● Set task
Write the listing below out again exactly, dropping the images.

**** Records for the task ****

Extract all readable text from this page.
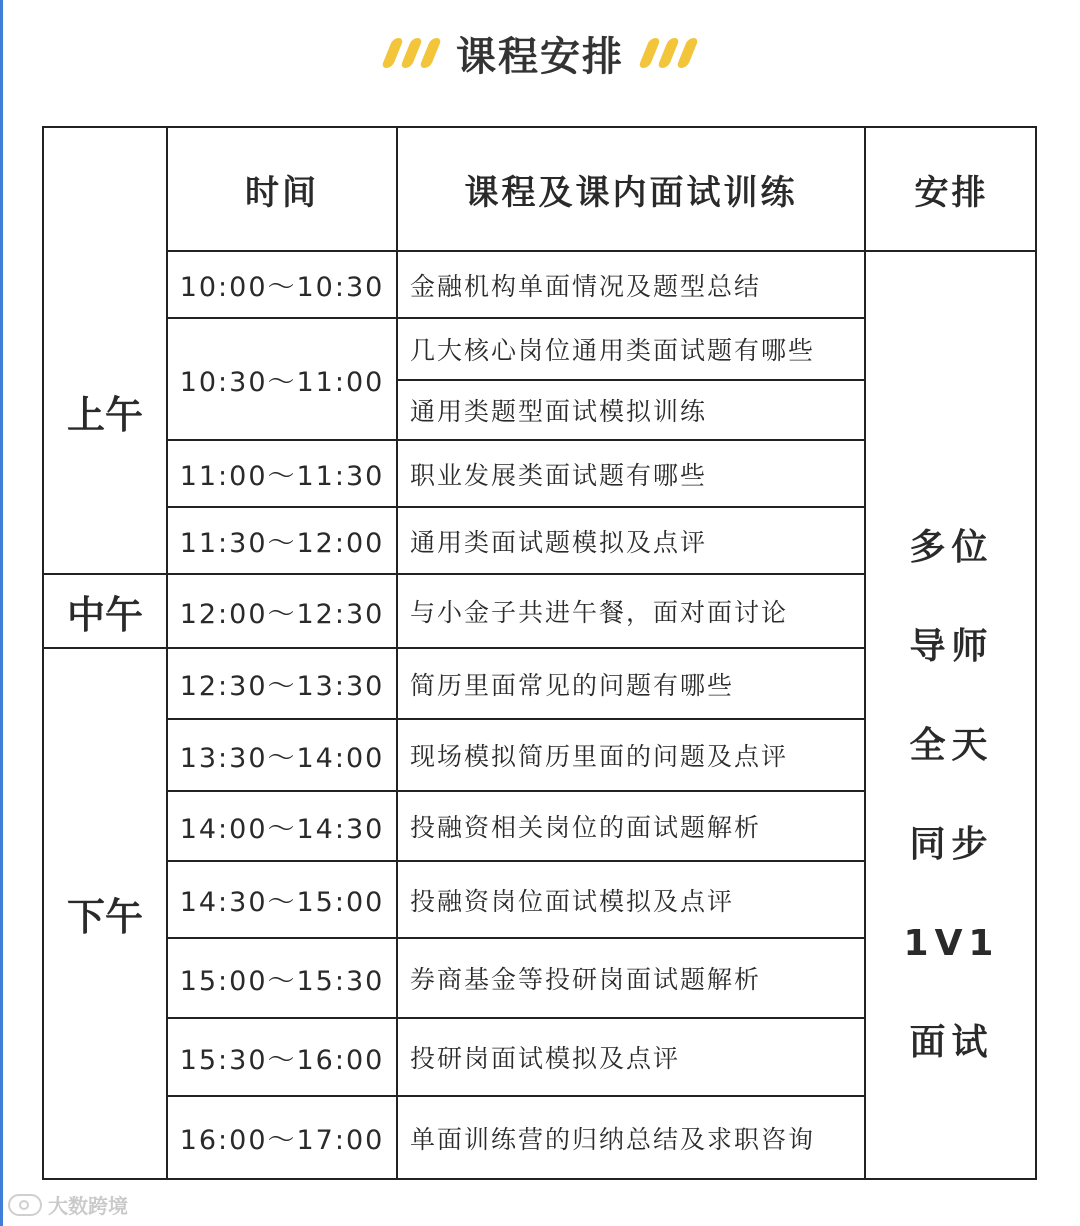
课程安排
时间	课程及课内面试训练	安排
上午
中午
下午
10:00～10:30
10:30～11:00
11:00～11:30
11:30～12:00
12:00～12:30
12:30～13:30
13:30～14:00
14:00～14:30
14:30～15:00
15:00～15:30
15:30～16:00
16:00～17:00
金融机构单面情况及题型总结
几大核心岗位通用类面试题有哪些
通用类题型面试模拟训练
职业发展类面试题有哪些
通用类面试题模拟及点评
与小金子共进午餐，面对面讨论
简历里面常见的问题有哪些
现场模拟简历里面的问题及点评
投融资相关岗位的面试题解析
投融资岗位面试模拟及点评
券商基金等投研岗面试题解析
投研岗面试模拟及点评
单面训练营的归纳总结及求职咨询
多位
导师
全天
同步
1V1
面试
大数跨境
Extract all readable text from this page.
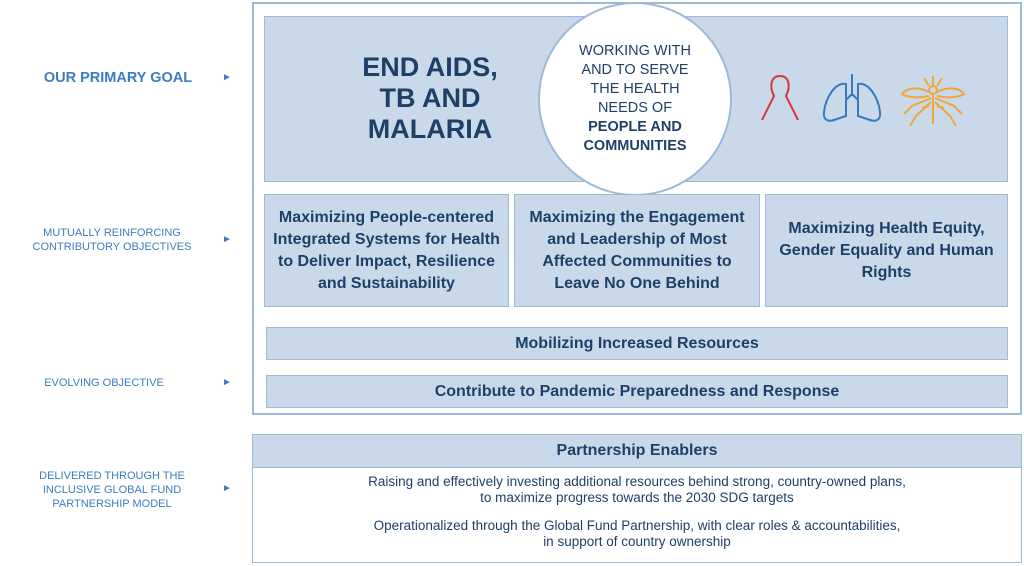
OUR PRIMARY GOAL	►
MUTUALLY REINFORCING
CONTRIBUTORY OBJECTIVES
►
EVOLVING OBJECTIVE	►
DELIVERED THROUGH THE
INCLUSIVE GLOBAL FUND
PARTNERSHIP MODEL
►
END AIDS,
TB AND
MALARIA
WORKING WITH
AND TO SERVE
THE HEALTH
NEEDS OF
PEOPLE AND
COMMUNITIES
Maximizing People-centered Integrated Systems for Health to Deliver Impact, Resilience and Sustainability
Maximizing the Engagement and Leadership of Most Affected Communities to Leave No One Behind
Maximizing Health Equity, Gender Equality and Human Rights
Mobilizing Increased Resources
Contribute to Pandemic Preparedness and Response
Partnership Enablers
Raising and effectively investing additional resources behind strong, country-owned plans,
to maximize progress towards the 2030 SDG targets
Operationalized through the Global Fund Partnership, with clear roles & accountabilities,
in support of country ownership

****

● The result
Extract all readable text from this page.
课程安排
时间	课程及课内面试训练	安排
上午
中午
下午
10:00～10:30
10:30～11:00
11:00～11:30
11:30～12:00
12:00～12:30
12:30～13:30
13:30～14:00
14:00～14:30
14:30～15:00
15:00～15:30
15:30～16:00
16:00～17:00
金融机构单面情况及题型总结
几大核心岗位通用类面试题有哪些
通用类题型面试模拟训练
职业发展类面试题有哪些
通用类面试题模拟及点评
与小金子共进午餐，面对面讨论
简历里面常见的问题有哪些
现场模拟简历里面的问题及点评
投融资相关岗位的面试题解析
投融资岗位面试模拟及点评
券商基金等投研岗面试题解析
投研岗面试模拟及点评
单面训练营的归纳总结及求职咨询
多位
导师
全天
同步
1V1
面试
大数跨境
Extract all readable text from this page.
OUR PRIMARY GOAL	►
MUTUALLY REINFORCING
CONTRIBUTORY OBJECTIVES
►
EVOLVING OBJECTIVE	►
DELIVERED THROUGH THE
INCLUSIVE GLOBAL FUND
PARTNERSHIP MODEL
►
END AIDS,
TB AND
MALARIA
WORKING WITH
AND TO SERVE
THE HEALTH
NEEDS OF
PEOPLE AND
COMMUNITIES
Maximizing People-centered Integrated Systems for Health to Deliver Impact, Resilience and Sustainability
Maximizing the Engagement and Leadership of Most Affected Communities to Leave No One Behind
Maximizing Health Equity, Gender Equality and Human Rights
Mobilizing Increased Resources
Contribute to Pandemic Preparedness and Response
Partnership Enablers
Raising and effectively investing additional resources behind strong, country-owned plans,
to maximize progress towards the 2030 SDG targets
Operationalized through the Global Fund Partnership, with clear roles & accountabilities,
in support of country ownership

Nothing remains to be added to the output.